Find the string "Radio" in the entries and copy each line that has it.

-- start LISTED ENTRIES --

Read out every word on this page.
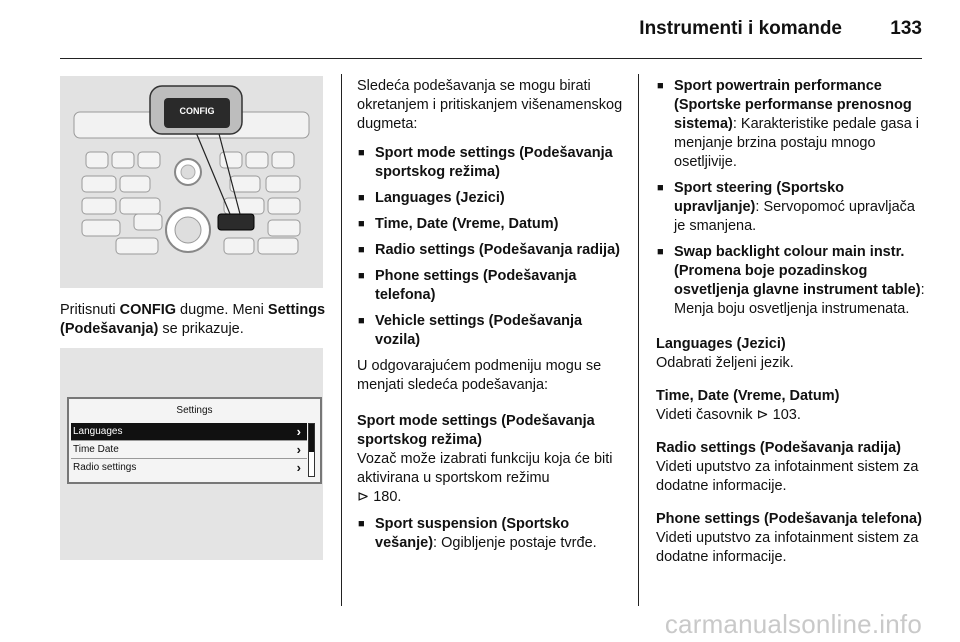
Instrumenti i komande	133
CONFIG
Pritisnuti CONFIG dugme. Meni Settings (Podešavanja) se prikazuje.
Settings
Languages	›
Time Date	›
Radio settings	›

Sledeća podešavanja se mogu birati okretanjem i pritiskanjem višenamenskog dugmeta:

■ Sport mode settings (Podešavanja sportskog režima)
■ Languages (Jezici)
■ Time, Date (Vreme, Datum)
■ Radio settings (Podešavanja radija)
■ Phone settings (Podešavanja telefona)
■ Vehicle settings (Podešavanja vozila)

U odgovarajućem podmeniju mogu se menjati sledeća podešavanja:

Sport mode settings (Podešavanja sportskog režima)

Vozač može izabrati funkciju koja će biti aktivirana u sportskom režimu
⊳ 180.

■ Sport suspension (Sportsko vešanje): Ogibljenje postaje tvrđe.
■ Sport powertrain performance (Sportske performanse prenosnog sistema): Karakteristike pedale gasa i menjanje brzina postaju mnogo osetljivije.
■ Sport steering (Sportsko upravljanje): Servopomoć upravljača je smanjena.
■ Swap backlight colour main instr. (Promena boje pozadinskog osvetljenja glavne instrument table): Menja boju osvetljenja instrumenata.

Languages (Jezici)

Odabrati željeni jezik.

Time, Date (Vreme, Datum)

Videti časovnik ⊳ 103.

Radio settings (Podešavanja radija)

Videti uputstvo za infotainment sistem za dodatne informacije.

Phone settings (Podešavanja telefona)

Videti uputstvo za infotainment sistem za dodatne informacije.

carmanualsonline.info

-- end LISTED ENTRIES --

▸ **THE RESPONSE**:
Radio settings	›
■ Radio settings (Podešavanja radija)
Radio settings (Podešavanja radija)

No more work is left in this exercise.